## DIRECTION
Omit images. Retype all entries verbatim.

## DATA SECTION
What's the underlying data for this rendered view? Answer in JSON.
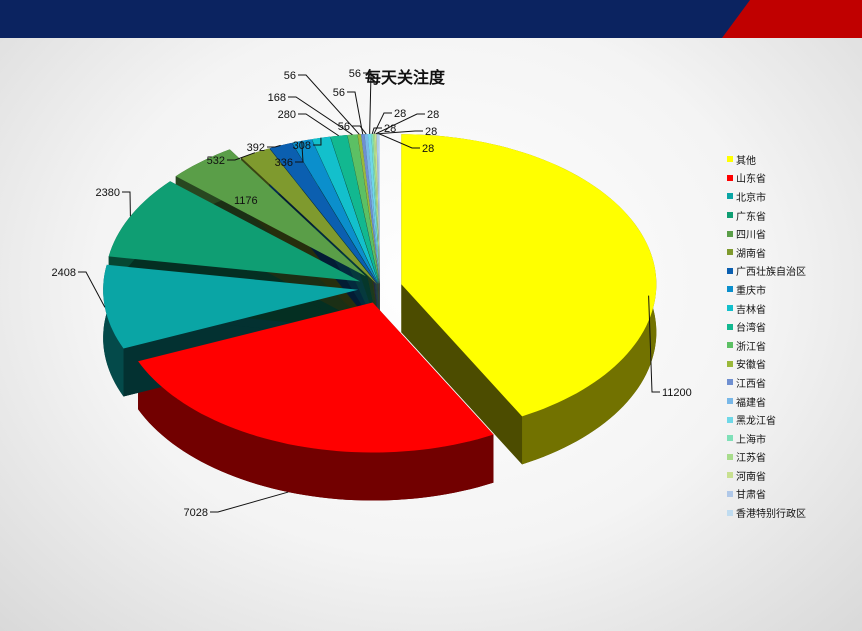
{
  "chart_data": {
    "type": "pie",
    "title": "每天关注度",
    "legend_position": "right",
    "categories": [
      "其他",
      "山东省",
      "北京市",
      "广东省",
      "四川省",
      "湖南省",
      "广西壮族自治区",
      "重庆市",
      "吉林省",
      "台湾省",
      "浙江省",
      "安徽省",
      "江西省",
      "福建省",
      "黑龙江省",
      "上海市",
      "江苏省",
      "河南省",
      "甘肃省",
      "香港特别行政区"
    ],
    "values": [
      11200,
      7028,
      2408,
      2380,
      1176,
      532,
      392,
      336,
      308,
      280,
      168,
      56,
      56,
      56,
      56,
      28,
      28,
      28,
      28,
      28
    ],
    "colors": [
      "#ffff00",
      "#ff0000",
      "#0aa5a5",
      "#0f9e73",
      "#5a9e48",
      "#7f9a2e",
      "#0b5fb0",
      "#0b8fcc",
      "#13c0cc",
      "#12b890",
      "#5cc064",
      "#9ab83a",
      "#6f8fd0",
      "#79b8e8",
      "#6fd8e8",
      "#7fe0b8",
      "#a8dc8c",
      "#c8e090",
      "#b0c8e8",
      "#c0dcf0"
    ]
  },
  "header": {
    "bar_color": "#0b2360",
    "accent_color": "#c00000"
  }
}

## THE RESULT
What's the underlying data for this rendered view? Answer in JSON.
{
  "chart_data": {
    "type": "pie",
    "title": "每天关注度",
    "legend_position": "right",
    "categories": [
      "其他",
      "山东省",
      "北京市",
      "广东省",
      "四川省",
      "湖南省",
      "广西壮族自治区",
      "重庆市",
      "吉林省",
      "台湾省",
      "浙江省",
      "安徽省",
      "江西省",
      "福建省",
      "黑龙江省",
      "上海市",
      "江苏省",
      "河南省",
      "甘肃省",
      "香港特别行政区"
    ],
    "values": [
      11200,
      7028,
      2408,
      2380,
      1176,
      532,
      392,
      336,
      308,
      280,
      168,
      56,
      56,
      56,
      56,
      28,
      28,
      28,
      28,
      28
    ],
    "colors": [
      "#ffff00",
      "#ff0000",
      "#0aa5a5",
      "#0f9e73",
      "#5a9e48",
      "#7f9a2e",
      "#0b5fb0",
      "#0b8fcc",
      "#13c0cc",
      "#12b890",
      "#5cc064",
      "#9ab83a",
      "#6f8fd0",
      "#79b8e8",
      "#6fd8e8",
      "#7fe0b8",
      "#a8dc8c",
      "#c8e090",
      "#b0c8e8",
      "#c0dcf0"
    ]
  },
  "header": {
    "bar_color": "#0b2360",
    "accent_color": "#c00000"
  }
}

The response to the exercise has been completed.